• [TEXTO FORNECIDO]:
O ministro da Justiça e Segurança Pública, Wellington Lima, informou nesta quarta-feira (27/5) que o Brasil ainda espera a resposta do governo dos Estados Unidos sobre o pedido de extradição do ex-deputado federal Alexandre Ramagem.
Ramagem foi detido pelo serviço imigratório norte-americano em abril. A prisão foi associada ao pedido formal de extradição feito pelo Brasil, mas o ministro esclareceu que a detenção ocorreu por questões relacionadas à legislação migratória americana, e não diretamente por conta do pedido brasileiro.
“O Estado brasileiro formalizou um pedido de extradição às autoridades dos Estados Unidos, que ainda aguardam resposta. A prisão que ocorreu em abril não foi resultado do pedido brasileiro, mas de questões ligadas à legislação migratória dos EUA”, explicou Wellington Lima.

• [INSTRUÇÕES DE TRABALHO]:
(a) De acordo com o texto fornecido, em que mês Alexandre Ramagem foi detido pelo serviço imigratório norte-americano?
(b) Transcreva do texto fornecido o trecho entre "O ministro da" e "do pedido brasileiro.", ambos incluídos.

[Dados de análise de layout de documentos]
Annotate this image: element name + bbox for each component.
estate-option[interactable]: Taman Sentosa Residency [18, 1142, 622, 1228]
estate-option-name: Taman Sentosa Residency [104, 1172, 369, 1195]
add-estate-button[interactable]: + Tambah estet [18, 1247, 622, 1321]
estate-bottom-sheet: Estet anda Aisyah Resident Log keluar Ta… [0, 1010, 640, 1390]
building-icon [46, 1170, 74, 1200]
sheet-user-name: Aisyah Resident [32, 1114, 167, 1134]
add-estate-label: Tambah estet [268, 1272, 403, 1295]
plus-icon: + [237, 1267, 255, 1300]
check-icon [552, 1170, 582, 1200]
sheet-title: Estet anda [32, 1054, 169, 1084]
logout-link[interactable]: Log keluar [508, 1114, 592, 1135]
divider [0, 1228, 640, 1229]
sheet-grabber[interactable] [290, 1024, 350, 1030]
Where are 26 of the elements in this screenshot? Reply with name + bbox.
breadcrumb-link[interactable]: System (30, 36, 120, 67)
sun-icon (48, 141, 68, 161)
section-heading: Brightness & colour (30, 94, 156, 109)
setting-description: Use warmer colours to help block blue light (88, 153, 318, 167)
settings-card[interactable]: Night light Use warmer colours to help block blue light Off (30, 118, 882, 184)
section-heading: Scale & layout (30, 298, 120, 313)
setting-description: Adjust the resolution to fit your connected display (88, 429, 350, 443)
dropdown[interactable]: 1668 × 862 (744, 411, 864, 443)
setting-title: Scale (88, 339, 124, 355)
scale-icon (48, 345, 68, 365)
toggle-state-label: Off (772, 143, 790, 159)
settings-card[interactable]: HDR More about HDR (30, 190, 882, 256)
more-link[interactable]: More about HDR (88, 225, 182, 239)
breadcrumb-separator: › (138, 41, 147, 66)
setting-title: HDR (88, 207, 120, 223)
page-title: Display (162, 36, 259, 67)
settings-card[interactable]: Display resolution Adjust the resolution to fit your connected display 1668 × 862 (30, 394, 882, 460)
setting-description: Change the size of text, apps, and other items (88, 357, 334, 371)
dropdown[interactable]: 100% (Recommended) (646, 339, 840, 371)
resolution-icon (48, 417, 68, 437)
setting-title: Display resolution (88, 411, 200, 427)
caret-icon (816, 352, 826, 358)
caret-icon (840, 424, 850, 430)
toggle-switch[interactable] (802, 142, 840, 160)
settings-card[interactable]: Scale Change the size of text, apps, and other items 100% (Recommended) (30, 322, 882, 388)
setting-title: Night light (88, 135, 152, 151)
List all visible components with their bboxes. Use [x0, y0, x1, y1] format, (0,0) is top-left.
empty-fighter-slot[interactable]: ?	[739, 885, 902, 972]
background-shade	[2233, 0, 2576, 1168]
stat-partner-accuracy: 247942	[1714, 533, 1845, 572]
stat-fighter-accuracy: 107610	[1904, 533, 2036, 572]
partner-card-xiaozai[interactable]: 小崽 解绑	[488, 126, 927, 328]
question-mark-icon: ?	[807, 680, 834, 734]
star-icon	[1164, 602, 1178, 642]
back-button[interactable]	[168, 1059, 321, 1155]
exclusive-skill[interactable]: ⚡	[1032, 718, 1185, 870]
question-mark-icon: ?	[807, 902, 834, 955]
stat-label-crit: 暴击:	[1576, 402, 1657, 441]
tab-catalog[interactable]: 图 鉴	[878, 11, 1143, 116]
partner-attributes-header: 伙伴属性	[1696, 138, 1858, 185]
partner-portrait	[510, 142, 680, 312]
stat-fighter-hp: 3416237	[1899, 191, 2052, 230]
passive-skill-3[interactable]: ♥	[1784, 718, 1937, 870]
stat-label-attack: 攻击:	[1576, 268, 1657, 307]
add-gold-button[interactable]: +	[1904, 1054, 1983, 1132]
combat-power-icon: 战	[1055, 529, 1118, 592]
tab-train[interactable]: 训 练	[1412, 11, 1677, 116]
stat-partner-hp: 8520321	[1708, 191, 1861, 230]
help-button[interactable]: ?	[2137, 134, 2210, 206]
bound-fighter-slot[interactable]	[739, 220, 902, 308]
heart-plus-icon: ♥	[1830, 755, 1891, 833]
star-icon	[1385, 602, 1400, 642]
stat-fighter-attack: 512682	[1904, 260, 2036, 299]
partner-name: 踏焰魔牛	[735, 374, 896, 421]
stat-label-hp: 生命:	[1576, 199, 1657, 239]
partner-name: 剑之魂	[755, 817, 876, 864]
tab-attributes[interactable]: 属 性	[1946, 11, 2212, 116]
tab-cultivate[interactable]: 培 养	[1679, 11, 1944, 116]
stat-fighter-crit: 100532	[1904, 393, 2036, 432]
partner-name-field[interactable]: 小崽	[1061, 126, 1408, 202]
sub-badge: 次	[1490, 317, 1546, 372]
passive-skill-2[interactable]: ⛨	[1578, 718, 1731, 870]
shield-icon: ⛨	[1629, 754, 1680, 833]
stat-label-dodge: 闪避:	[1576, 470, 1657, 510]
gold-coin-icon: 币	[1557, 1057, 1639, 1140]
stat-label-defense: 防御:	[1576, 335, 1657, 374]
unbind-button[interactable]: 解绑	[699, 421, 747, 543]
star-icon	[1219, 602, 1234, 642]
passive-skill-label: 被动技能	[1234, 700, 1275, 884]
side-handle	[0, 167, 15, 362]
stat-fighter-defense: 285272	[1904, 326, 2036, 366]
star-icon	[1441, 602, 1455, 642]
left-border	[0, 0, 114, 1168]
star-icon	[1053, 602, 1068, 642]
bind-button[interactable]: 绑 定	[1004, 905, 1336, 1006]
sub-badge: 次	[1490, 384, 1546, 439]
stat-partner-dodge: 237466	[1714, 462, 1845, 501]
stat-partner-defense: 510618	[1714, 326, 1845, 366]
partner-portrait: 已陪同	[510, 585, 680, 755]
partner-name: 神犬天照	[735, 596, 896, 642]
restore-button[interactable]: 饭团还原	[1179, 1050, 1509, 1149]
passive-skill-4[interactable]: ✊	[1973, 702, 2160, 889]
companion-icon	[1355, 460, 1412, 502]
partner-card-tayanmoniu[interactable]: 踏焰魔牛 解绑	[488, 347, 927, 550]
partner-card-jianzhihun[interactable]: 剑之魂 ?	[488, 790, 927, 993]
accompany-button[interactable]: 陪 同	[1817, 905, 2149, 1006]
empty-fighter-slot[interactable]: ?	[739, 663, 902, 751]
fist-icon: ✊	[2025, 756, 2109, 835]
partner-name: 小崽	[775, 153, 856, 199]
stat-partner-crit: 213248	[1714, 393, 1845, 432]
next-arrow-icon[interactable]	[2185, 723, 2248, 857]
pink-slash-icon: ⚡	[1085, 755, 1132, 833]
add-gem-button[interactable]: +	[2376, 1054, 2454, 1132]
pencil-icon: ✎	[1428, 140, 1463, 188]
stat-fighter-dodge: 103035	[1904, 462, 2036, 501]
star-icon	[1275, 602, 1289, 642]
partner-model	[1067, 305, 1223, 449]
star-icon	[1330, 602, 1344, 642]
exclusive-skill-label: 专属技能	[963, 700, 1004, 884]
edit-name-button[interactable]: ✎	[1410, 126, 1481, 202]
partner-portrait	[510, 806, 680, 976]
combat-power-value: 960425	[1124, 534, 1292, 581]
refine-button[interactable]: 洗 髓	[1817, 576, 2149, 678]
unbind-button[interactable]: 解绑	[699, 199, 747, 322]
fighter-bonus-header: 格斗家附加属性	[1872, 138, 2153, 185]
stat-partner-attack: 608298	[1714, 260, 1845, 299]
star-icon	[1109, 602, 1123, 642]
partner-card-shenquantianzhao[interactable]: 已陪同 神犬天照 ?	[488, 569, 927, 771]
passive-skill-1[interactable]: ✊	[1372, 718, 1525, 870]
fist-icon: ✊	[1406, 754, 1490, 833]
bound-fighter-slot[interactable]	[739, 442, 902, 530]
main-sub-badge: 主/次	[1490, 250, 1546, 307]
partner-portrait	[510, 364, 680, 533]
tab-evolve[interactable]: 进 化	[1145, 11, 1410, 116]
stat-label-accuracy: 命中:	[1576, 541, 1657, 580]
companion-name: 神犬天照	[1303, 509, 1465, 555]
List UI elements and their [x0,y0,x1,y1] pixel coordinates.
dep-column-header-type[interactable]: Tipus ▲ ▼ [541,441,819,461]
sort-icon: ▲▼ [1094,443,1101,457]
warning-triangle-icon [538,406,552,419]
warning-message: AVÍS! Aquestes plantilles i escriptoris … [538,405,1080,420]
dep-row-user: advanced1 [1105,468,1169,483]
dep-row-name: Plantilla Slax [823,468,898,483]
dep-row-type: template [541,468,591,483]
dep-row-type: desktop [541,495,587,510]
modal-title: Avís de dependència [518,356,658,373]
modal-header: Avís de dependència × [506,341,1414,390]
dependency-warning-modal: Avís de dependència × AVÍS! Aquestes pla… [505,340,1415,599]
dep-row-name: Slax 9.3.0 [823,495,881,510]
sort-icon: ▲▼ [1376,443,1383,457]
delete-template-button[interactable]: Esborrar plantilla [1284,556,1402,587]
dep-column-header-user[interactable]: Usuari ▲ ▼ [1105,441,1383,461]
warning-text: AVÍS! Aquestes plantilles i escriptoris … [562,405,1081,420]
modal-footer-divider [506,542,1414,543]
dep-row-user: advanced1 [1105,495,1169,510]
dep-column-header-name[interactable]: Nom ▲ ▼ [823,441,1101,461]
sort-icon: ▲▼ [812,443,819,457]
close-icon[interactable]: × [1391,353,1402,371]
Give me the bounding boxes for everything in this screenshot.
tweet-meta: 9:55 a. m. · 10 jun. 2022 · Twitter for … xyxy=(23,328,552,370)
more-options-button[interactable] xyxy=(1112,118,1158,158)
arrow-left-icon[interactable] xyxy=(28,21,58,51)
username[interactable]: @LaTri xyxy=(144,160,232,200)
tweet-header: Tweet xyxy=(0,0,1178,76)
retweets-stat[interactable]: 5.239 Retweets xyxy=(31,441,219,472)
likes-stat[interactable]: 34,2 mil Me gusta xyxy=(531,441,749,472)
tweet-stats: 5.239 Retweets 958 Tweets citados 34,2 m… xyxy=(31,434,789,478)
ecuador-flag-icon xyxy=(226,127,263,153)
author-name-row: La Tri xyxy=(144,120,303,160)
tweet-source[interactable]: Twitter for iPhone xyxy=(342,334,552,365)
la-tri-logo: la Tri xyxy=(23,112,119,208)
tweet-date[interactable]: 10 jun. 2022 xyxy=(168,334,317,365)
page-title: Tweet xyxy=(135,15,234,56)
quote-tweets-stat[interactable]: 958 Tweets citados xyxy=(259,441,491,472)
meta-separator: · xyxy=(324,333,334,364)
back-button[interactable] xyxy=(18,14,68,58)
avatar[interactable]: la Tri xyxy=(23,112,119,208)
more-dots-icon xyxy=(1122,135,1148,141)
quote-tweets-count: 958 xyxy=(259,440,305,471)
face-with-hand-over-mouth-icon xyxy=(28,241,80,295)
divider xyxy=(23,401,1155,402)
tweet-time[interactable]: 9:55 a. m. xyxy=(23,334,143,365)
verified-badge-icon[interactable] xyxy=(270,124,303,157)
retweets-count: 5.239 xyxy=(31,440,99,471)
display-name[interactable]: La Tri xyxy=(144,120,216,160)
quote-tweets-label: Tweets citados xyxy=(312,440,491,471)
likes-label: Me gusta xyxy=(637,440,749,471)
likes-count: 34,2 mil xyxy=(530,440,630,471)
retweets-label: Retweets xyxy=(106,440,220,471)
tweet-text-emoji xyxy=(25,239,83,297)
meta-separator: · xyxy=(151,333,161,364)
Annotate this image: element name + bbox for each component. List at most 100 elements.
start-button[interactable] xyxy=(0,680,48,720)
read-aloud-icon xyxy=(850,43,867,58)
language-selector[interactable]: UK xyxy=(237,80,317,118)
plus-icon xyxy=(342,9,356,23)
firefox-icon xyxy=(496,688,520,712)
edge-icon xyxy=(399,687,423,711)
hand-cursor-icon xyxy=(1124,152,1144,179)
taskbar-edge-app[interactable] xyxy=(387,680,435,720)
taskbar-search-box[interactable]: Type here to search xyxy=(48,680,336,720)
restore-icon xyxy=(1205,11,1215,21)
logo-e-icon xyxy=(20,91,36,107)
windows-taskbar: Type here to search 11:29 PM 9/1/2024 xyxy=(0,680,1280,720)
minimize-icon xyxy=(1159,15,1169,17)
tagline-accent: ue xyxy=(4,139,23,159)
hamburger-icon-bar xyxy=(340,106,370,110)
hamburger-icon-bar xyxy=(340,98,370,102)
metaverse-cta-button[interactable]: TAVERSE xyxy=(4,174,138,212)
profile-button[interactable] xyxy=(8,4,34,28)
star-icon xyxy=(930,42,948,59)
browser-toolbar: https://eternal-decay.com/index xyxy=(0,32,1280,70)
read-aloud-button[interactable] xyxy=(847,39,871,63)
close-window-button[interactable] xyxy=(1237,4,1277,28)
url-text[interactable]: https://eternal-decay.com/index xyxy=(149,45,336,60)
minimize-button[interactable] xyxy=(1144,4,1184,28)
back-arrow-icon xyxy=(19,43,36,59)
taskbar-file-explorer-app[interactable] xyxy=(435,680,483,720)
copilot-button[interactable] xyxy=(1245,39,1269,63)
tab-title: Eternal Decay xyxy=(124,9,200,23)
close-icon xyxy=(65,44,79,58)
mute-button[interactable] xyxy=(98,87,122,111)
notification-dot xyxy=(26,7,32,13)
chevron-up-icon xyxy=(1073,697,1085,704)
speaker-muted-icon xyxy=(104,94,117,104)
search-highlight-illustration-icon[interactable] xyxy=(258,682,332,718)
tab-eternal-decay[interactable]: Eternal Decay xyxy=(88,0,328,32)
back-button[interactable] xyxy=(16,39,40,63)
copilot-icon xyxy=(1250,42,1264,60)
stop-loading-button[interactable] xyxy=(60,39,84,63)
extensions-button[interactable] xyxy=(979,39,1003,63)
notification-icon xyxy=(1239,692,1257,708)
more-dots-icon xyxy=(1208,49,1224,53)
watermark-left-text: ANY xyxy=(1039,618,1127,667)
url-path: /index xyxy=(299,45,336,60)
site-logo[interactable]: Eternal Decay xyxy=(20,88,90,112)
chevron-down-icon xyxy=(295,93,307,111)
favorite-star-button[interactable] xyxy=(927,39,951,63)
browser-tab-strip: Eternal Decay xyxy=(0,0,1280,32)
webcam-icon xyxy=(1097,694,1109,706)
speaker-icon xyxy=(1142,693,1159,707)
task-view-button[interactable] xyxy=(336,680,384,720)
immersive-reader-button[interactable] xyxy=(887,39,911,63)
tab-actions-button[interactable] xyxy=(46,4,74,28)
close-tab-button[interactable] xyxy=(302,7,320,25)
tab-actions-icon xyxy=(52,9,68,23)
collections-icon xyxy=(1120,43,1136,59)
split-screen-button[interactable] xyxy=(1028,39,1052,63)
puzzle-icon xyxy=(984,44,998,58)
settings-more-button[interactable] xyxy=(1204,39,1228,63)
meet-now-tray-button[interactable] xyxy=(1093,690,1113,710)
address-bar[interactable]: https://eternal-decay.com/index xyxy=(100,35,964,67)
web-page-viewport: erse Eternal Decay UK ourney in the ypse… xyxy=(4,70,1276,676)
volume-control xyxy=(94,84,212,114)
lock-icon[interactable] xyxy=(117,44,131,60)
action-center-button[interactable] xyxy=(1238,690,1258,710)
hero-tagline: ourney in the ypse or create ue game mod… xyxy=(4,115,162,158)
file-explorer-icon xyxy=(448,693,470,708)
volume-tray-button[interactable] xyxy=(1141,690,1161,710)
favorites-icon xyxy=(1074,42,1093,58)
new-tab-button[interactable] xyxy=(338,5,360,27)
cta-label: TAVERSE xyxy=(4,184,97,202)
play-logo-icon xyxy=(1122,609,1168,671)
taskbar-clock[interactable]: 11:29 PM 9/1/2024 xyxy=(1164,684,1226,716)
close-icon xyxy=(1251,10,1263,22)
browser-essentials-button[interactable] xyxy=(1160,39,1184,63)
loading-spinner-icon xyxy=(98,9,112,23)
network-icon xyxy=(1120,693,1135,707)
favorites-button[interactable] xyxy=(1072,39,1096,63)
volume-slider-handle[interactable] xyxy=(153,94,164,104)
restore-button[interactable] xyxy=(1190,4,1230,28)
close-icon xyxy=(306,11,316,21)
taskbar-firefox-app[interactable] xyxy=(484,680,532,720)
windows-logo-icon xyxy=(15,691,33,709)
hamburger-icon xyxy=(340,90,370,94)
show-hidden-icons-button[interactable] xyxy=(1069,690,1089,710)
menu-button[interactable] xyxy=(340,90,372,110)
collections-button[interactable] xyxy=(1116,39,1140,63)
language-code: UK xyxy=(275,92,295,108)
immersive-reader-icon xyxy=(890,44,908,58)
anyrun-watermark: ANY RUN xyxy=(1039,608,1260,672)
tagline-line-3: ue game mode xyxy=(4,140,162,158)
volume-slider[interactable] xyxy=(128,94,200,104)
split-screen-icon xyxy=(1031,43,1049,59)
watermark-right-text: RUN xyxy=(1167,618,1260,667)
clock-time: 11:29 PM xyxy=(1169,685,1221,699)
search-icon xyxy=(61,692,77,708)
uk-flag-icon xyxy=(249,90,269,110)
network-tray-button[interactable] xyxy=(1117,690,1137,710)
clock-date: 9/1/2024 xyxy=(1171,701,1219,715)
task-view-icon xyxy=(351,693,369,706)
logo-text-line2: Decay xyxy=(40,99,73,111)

• [RESPOSTAS NUMERADAS]:
(a) Em abril.

(b)
O ministro da Justiça e Segurança Pública, Wellington Lima, informou nesta quarta-feira (27/5) que o Brasil ainda espera a resposta do governo dos Estados Unidos sobre o pedido de extradição do ex-deputado federal Alexandre Ramagem.
Ramagem foi detido pelo serviço imigratório norte-americano em abril. A prisão foi associada ao pedido formal de extradição feito pelo Brasil, mas o ministro esclareceu que a detenção ocorreu por questões relacionadas à legislação migratória americana, e não diretamente por conta do pedido brasileiro.